%%
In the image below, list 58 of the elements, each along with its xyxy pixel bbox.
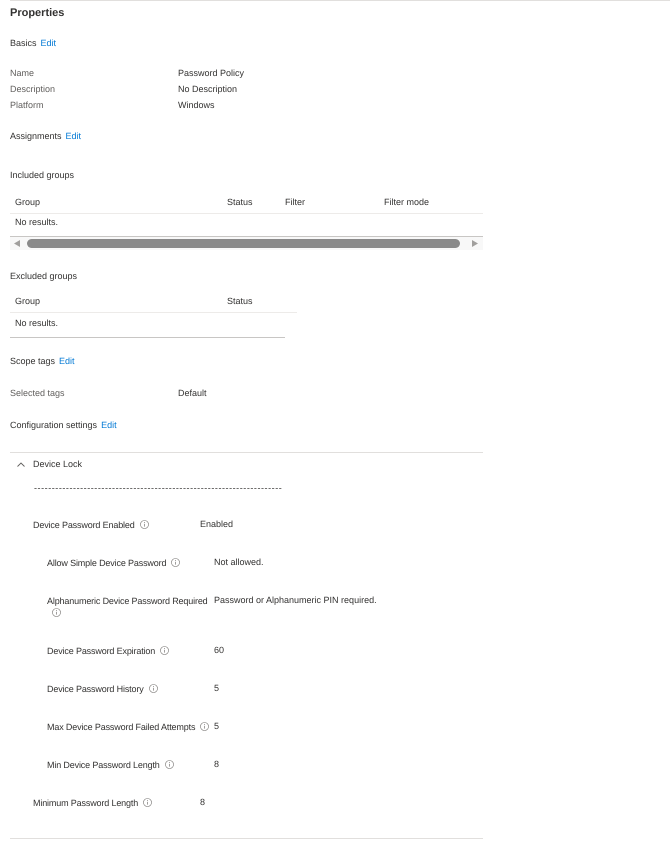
chevron-up-icon[interactable]	[17, 462, 25, 466]
setting-value: 8	[214, 758, 220, 770]
field-value: Password Policy	[178, 67, 244, 80]
info-icon[interactable]	[140, 520, 149, 529]
field-label: Platform	[10, 99, 45, 112]
field-label: Description	[10, 83, 56, 96]
info-icon[interactable]	[160, 646, 170, 655]
section-heading: Assignments	[10, 130, 62, 143]
edit-link[interactable]: Edit	[101, 418, 117, 432]
setting-label: Max Device Password Failed Attempts	[47, 722, 196, 732]
empty-message: No results.	[15, 317, 58, 330]
setting-value: 8	[200, 796, 206, 808]
info-icon[interactable]	[200, 722, 210, 731]
info-icon[interactable]	[148, 684, 158, 693]
setting-value: 5	[214, 682, 220, 694]
setting-label: Device Password Enabled	[33, 520, 135, 530]
scroll-left-icon[interactable]	[14, 240, 20, 247]
info-icon[interactable]	[52, 608, 61, 617]
field-label: Name	[10, 67, 36, 80]
edit-link[interactable]: Edit	[66, 129, 82, 143]
section-heading: Configuration settings	[10, 419, 98, 432]
info-icon[interactable]	[171, 558, 180, 567]
info-icon[interactable]	[143, 798, 152, 807]
setting-label: Alphanumeric Device Password Required	[47, 596, 208, 606]
setting-label: Device Password Expiration	[47, 646, 156, 656]
table-heading: Excluded groups	[10, 270, 78, 283]
empty-message: No results.	[15, 216, 58, 229]
setting-value: 5	[214, 720, 220, 732]
setting-label: Min Device Password Length	[47, 760, 160, 770]
column-header: Filter	[285, 196, 305, 209]
setting-label: Allow Simple Device Password	[47, 558, 166, 568]
column-header: Filter mode	[384, 196, 430, 209]
panel-title: Properties	[10, 6, 64, 21]
setting-value: 60	[214, 644, 224, 656]
setting-label: Device Password History	[47, 684, 144, 694]
field-value: Windows	[178, 99, 215, 112]
field-value: No Description	[178, 83, 238, 96]
category-title[interactable]: Device Lock	[33, 457, 82, 471]
horizontal-scrollbar[interactable]	[10, 237, 483, 250]
edit-link[interactable]: Edit	[40, 36, 56, 50]
setting-value: Not allowed.	[214, 556, 264, 568]
setting-value: Password or Alphanumeric PIN required.	[214, 594, 377, 606]
separator-text: ----------------------------------------------------------------------	[34, 482, 282, 495]
setting-value: Enabled	[200, 518, 234, 530]
section-heading: Basics	[10, 37, 37, 50]
column-header: Group	[15, 196, 40, 209]
table-heading: Included groups	[10, 169, 74, 182]
column-header: Status	[227, 196, 253, 209]
edit-link[interactable]: Edit	[59, 354, 75, 368]
field-value: Default	[178, 387, 207, 400]
section-heading: Scope tags	[10, 355, 56, 368]
info-icon[interactable]	[164, 760, 174, 769]
scrollbar-thumb[interactable]	[27, 239, 460, 248]
scroll-right-icon[interactable]	[472, 240, 478, 247]
setting-label: Minimum Password Length	[33, 798, 138, 808]
field-label: Selected tags	[10, 387, 66, 400]
column-header: Status	[227, 295, 253, 308]
column-header: Group	[15, 295, 40, 308]
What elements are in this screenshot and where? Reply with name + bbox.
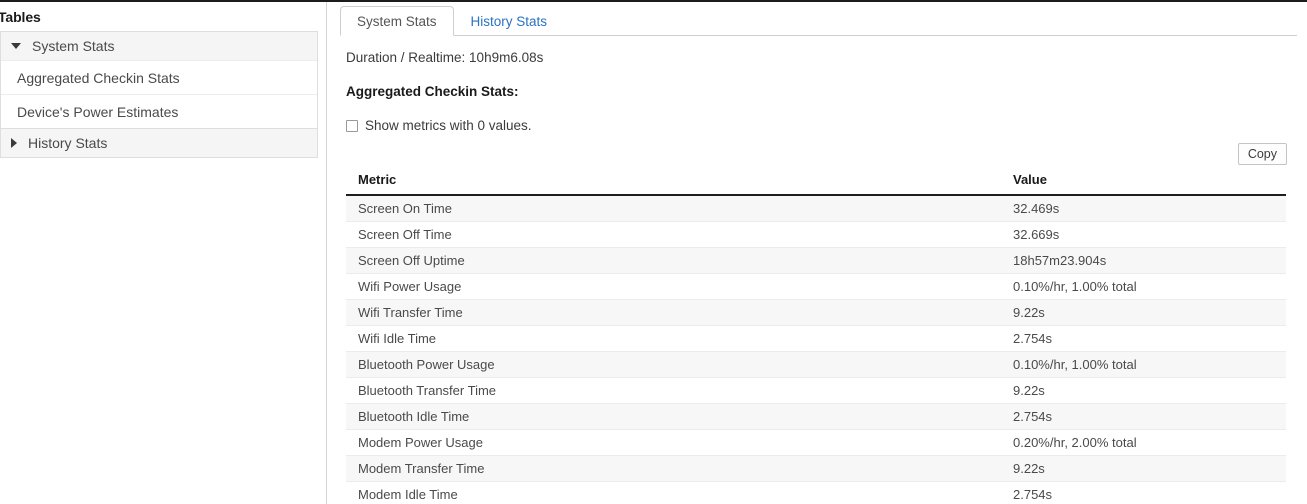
%%
Copy every one of the items above again word for word, leaving out the pictures.

In the image below, list 58 of the elements, each along with its xyxy pixel bbox.
chevron-up-icon[interactable]	[17, 462, 25, 466]
setting-value: 8	[214, 758, 220, 770]
field-value: Password Policy	[178, 67, 244, 80]
info-icon[interactable]	[140, 520, 149, 529]
field-label: Platform	[10, 99, 45, 112]
field-label: Description	[10, 83, 56, 96]
info-icon[interactable]	[160, 646, 170, 655]
section-heading: Assignments	[10, 130, 62, 143]
edit-link[interactable]: Edit	[101, 418, 117, 432]
setting-label: Max Device Password Failed Attempts	[47, 722, 196, 732]
empty-message: No results.	[15, 317, 58, 330]
setting-value: 8	[200, 796, 206, 808]
info-icon[interactable]	[200, 722, 210, 731]
info-icon[interactable]	[148, 684, 158, 693]
setting-value: 5	[214, 682, 220, 694]
setting-label: Device Password Enabled	[33, 520, 135, 530]
scroll-left-icon[interactable]	[14, 240, 20, 247]
info-icon[interactable]	[52, 608, 61, 617]
field-label: Name	[10, 67, 36, 80]
edit-link[interactable]: Edit	[66, 129, 82, 143]
section-heading: Configuration settings	[10, 419, 98, 432]
info-icon[interactable]	[171, 558, 180, 567]
info-icon[interactable]	[143, 798, 152, 807]
setting-label: Alphanumeric Device Password Required	[47, 596, 208, 606]
setting-label: Device Password Expiration	[47, 646, 156, 656]
table-heading: Excluded groups	[10, 270, 78, 283]
empty-message: No results.	[15, 216, 58, 229]
setting-value: 5	[214, 720, 220, 732]
setting-label: Min Device Password Length	[47, 760, 160, 770]
column-header: Filter	[285, 196, 305, 209]
setting-label: Allow Simple Device Password	[47, 558, 166, 568]
column-header: Filter mode	[384, 196, 430, 209]
panel-title: Properties	[10, 6, 64, 21]
setting-value: 60	[214, 644, 224, 656]
setting-label: Device Password History	[47, 684, 144, 694]
field-value: Windows	[178, 99, 215, 112]
field-value: No Description	[178, 83, 238, 96]
category-title[interactable]: Device Lock	[33, 457, 82, 471]
horizontal-scrollbar[interactable]	[10, 237, 483, 250]
edit-link[interactable]: Edit	[40, 36, 56, 50]
setting-value: Not allowed.	[214, 556, 264, 568]
setting-value: Password or Alphanumeric PIN required.	[214, 594, 377, 606]
separator-text: ----------------------------------------------------------------------	[34, 482, 282, 495]
setting-value: Enabled	[200, 518, 234, 530]
section-heading: Basics	[10, 37, 37, 50]
column-header: Group	[15, 196, 40, 209]
table-heading: Included groups	[10, 169, 74, 182]
column-header: Status	[227, 196, 253, 209]
edit-link[interactable]: Edit	[59, 354, 75, 368]
field-value: Default	[178, 387, 207, 400]
section-heading: Scope tags	[10, 355, 56, 368]
info-icon[interactable]	[164, 760, 174, 769]
scrollbar-thumb[interactable]	[27, 239, 460, 248]
scroll-right-icon[interactable]	[472, 240, 478, 247]
setting-label: Minimum Password Length	[33, 798, 138, 808]
field-label: Selected tags	[10, 387, 66, 400]
column-header: Status	[227, 295, 253, 308]
column-header: Group	[15, 295, 40, 308]
What elements are in this screenshot and where? Reply with name + bbox.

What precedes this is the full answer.